Aim of the exercise
Type out the data exactly as given. Skip any image.

Supplied records

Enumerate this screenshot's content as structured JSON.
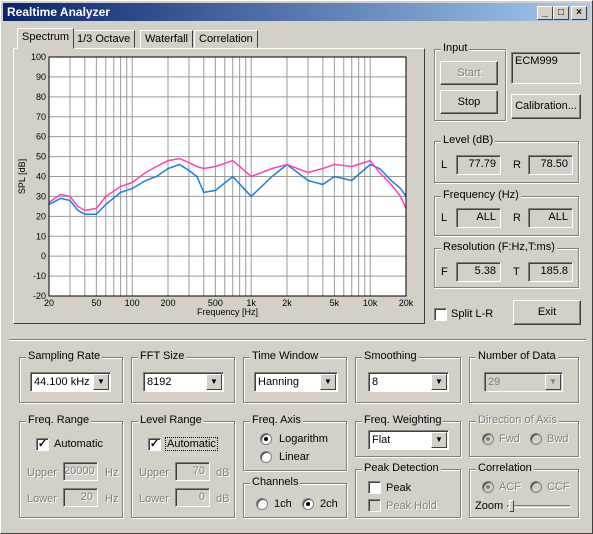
{
  "window": {
    "title": "Realtime Analyzer",
    "min": "_",
    "max": "□",
    "close": "×"
  },
  "tabs": [
    "Spectrum",
    "1/3 Octave",
    "Waterfall",
    "Correlation"
  ],
  "chart_data": {
    "type": "line",
    "ylabel": "SPL [dB]",
    "xlabel": "Frequency  [Hz]",
    "x_scale": "log",
    "xlim": [
      20,
      20000
    ],
    "ylim": [
      -20,
      100
    ],
    "yticks": [
      100,
      90,
      80,
      70,
      60,
      50,
      40,
      30,
      20,
      10,
      0,
      -10,
      -20
    ],
    "xticks": [
      "20",
      "50",
      "100",
      "200",
      "500",
      "1k",
      "2k",
      "5k",
      "10k",
      "20k"
    ],
    "xtick_values": [
      20,
      50,
      100,
      200,
      500,
      1000,
      2000,
      5000,
      10000,
      20000
    ],
    "grid": true,
    "series": [
      {
        "color": "#1e7fd8",
        "x": [
          20,
          25,
          30,
          35,
          40,
          50,
          60,
          80,
          100,
          130,
          160,
          200,
          250,
          300,
          350,
          400,
          500,
          700,
          1000,
          1500,
          2000,
          3000,
          4000,
          5000,
          7000,
          10000,
          12000,
          15000,
          18000,
          20000
        ],
        "y": [
          26,
          29,
          28,
          23,
          21,
          21,
          26,
          32,
          34,
          38,
          40,
          44,
          46,
          43,
          40,
          32,
          33,
          40,
          30,
          40,
          46,
          38,
          36,
          40,
          38,
          46,
          44,
          38,
          34,
          30
        ]
      },
      {
        "color": "#ff3fbf",
        "x": [
          20,
          25,
          30,
          35,
          40,
          50,
          60,
          80,
          100,
          130,
          160,
          200,
          250,
          300,
          350,
          400,
          500,
          700,
          1000,
          1500,
          2000,
          3000,
          4000,
          5000,
          7000,
          10000,
          12000,
          15000,
          18000,
          20000
        ],
        "y": [
          27,
          31,
          30,
          25,
          23,
          24,
          30,
          35,
          37,
          42,
          45,
          48,
          49,
          47,
          45,
          44,
          45,
          48,
          40,
          44,
          46,
          42,
          44,
          46,
          45,
          48,
          42,
          36,
          30,
          24
        ]
      }
    ]
  },
  "input": {
    "label": "Input",
    "start": "Start",
    "stop": "Stop",
    "device": "ECM999",
    "calibration": "Calibration..."
  },
  "level": {
    "label": "Level (dB)",
    "l_label": "L",
    "l_value": "77.79",
    "r_label": "R",
    "r_value": "78.50"
  },
  "frequency": {
    "label": "Frequency (Hz)",
    "l_label": "L",
    "l_value": "ALL",
    "r_label": "R",
    "r_value": "ALL"
  },
  "resolution": {
    "label": "Resolution (F:Hz,T:ms)",
    "f_label": "F",
    "f_value": "5.38",
    "t_label": "T",
    "t_value": "185.8"
  },
  "split": {
    "label": "Split L-R",
    "checked": false
  },
  "exit_label": "Exit",
  "sampling_rate": {
    "label": "Sampling Rate",
    "value": "44.100 kHz"
  },
  "fft_size": {
    "label": "FFT Size",
    "value": "8192"
  },
  "time_window": {
    "label": "Time Window",
    "value": "Hanning"
  },
  "smoothing": {
    "label": "Smoothing",
    "value": "8"
  },
  "number_of_data": {
    "label": "Number of Data",
    "value": "29"
  },
  "freq_range": {
    "label": "Freq. Range",
    "auto_label": "Automatic",
    "upper_label": "Upper",
    "upper_value": "20000",
    "lower_label": "Lower",
    "lower_value": "20",
    "unit": "Hz"
  },
  "level_range": {
    "label": "Level Range",
    "auto_label": "Automatic",
    "upper_label": "Upper",
    "upper_value": "70",
    "lower_label": "Lower",
    "lower_value": "0",
    "unit": "dB"
  },
  "freq_axis": {
    "label": "Freq. Axis",
    "log_label": "Logarithm",
    "lin_label": "Linear"
  },
  "channels": {
    "label": "Channels",
    "ch1": "1ch",
    "ch2": "2ch"
  },
  "freq_weighting": {
    "label": "Freq. Weighting",
    "value": "Flat"
  },
  "peak_detection": {
    "label": "Peak Detection",
    "peak": "Peak",
    "peak_hold": "Peak Hold"
  },
  "direction": {
    "label": "Direction of Axis",
    "fwd": "Fwd",
    "bwd": "Bwd"
  },
  "correlation": {
    "label": "Correlation",
    "acf": "ACF",
    "ccf": "CCF",
    "zoom": "Zoom"
  },
  "glyphs": {
    "check": "✓",
    "arrow": "▼"
  }
}
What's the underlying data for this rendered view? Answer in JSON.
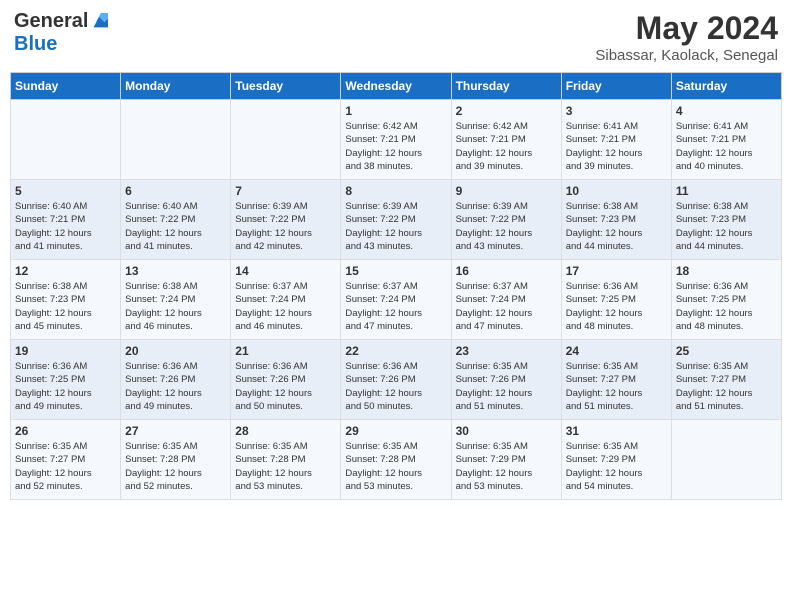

Solution to this task
Enumerate this screenshot's content as structured JSON.
{
  "window": {
    "title": "Realtime Analyzer",
    "min": "_",
    "max": "□",
    "close": "×"
  },
  "tabs": [
    "Spectrum",
    "1/3 Octave",
    "Waterfall",
    "Correlation"
  ],
  "chart_data": {
    "type": "line",
    "ylabel": "SPL [dB]",
    "xlabel": "Frequency  [Hz]",
    "x_scale": "log",
    "xlim": [
      20,
      20000
    ],
    "ylim": [
      -20,
      100
    ],
    "yticks": [
      100,
      90,
      80,
      70,
      60,
      50,
      40,
      30,
      20,
      10,
      0,
      -10,
      -20
    ],
    "xticks": [
      "20",
      "50",
      "100",
      "200",
      "500",
      "1k",
      "2k",
      "5k",
      "10k",
      "20k"
    ],
    "xtick_values": [
      20,
      50,
      100,
      200,
      500,
      1000,
      2000,
      5000,
      10000,
      20000
    ],
    "grid": true,
    "series": [
      {
        "color": "#1e7fd8",
        "x": [
          20,
          25,
          30,
          35,
          40,
          50,
          60,
          80,
          100,
          130,
          160,
          200,
          250,
          300,
          350,
          400,
          500,
          700,
          1000,
          1500,
          2000,
          3000,
          4000,
          5000,
          7000,
          10000,
          12000,
          15000,
          18000,
          20000
        ],
        "y": [
          26,
          29,
          28,
          23,
          21,
          21,
          26,
          32,
          34,
          38,
          40,
          44,
          46,
          43,
          40,
          32,
          33,
          40,
          30,
          40,
          46,
          38,
          36,
          40,
          38,
          46,
          44,
          38,
          34,
          30
        ]
      },
      {
        "color": "#ff3fbf",
        "x": [
          20,
          25,
          30,
          35,
          40,
          50,
          60,
          80,
          100,
          130,
          160,
          200,
          250,
          300,
          350,
          400,
          500,
          700,
          1000,
          1500,
          2000,
          3000,
          4000,
          5000,
          7000,
          10000,
          12000,
          15000,
          18000,
          20000
        ],
        "y": [
          27,
          31,
          30,
          25,
          23,
          24,
          30,
          35,
          37,
          42,
          45,
          48,
          49,
          47,
          45,
          44,
          45,
          48,
          40,
          44,
          46,
          42,
          44,
          46,
          45,
          48,
          42,
          36,
          30,
          24
        ]
      }
    ]
  },
  "input": {
    "label": "Input",
    "start": "Start",
    "stop": "Stop",
    "device": "ECM999",
    "calibration": "Calibration..."
  },
  "level": {
    "label": "Level (dB)",
    "l_label": "L",
    "l_value": "77.79",
    "r_label": "R",
    "r_value": "78.50"
  },
  "frequency": {
    "label": "Frequency (Hz)",
    "l_label": "L",
    "l_value": "ALL",
    "r_label": "R",
    "r_value": "ALL"
  },
  "resolution": {
    "label": "Resolution (F:Hz,T:ms)",
    "f_label": "F",
    "f_value": "5.38",
    "t_label": "T",
    "t_value": "185.8"
  },
  "split": {
    "label": "Split L-R",
    "checked": false
  },
  "exit_label": "Exit",
  "sampling_rate": {
    "label": "Sampling Rate",
    "value": "44.100 kHz"
  },
  "fft_size": {
    "label": "FFT Size",
    "value": "8192"
  },
  "time_window": {
    "label": "Time Window",
    "value": "Hanning"
  },
  "smoothing": {
    "label": "Smoothing",
    "value": "8"
  },
  "number_of_data": {
    "label": "Number of Data",
    "value": "29"
  },
  "freq_range": {
    "label": "Freq. Range",
    "auto_label": "Automatic",
    "upper_label": "Upper",
    "upper_value": "20000",
    "lower_label": "Lower",
    "lower_value": "20",
    "unit": "Hz"
  },
  "level_range": {
    "label": "Level Range",
    "auto_label": "Automatic",
    "upper_label": "Upper",
    "upper_value": "70",
    "lower_label": "Lower",
    "lower_value": "0",
    "unit": "dB"
  },
  "freq_axis": {
    "label": "Freq. Axis",
    "log_label": "Logarithm",
    "lin_label": "Linear"
  },
  "channels": {
    "label": "Channels",
    "ch1": "1ch",
    "ch2": "2ch"
  },
  "freq_weighting": {
    "label": "Freq. Weighting",
    "value": "Flat"
  },
  "peak_detection": {
    "label": "Peak Detection",
    "peak": "Peak",
    "peak_hold": "Peak Hold"
  },
  "direction": {
    "label": "Direction of Axis",
    "fwd": "Fwd",
    "bwd": "Bwd"
  },
  "correlation": {
    "label": "Correlation",
    "acf": "ACF",
    "ccf": "CCF",
    "zoom": "Zoom"
  },
  "glyphs": {
    "check": "✓",
    "arrow": "▼"
  }
}
What's the underlying data for this rendered view? Answer in JSON.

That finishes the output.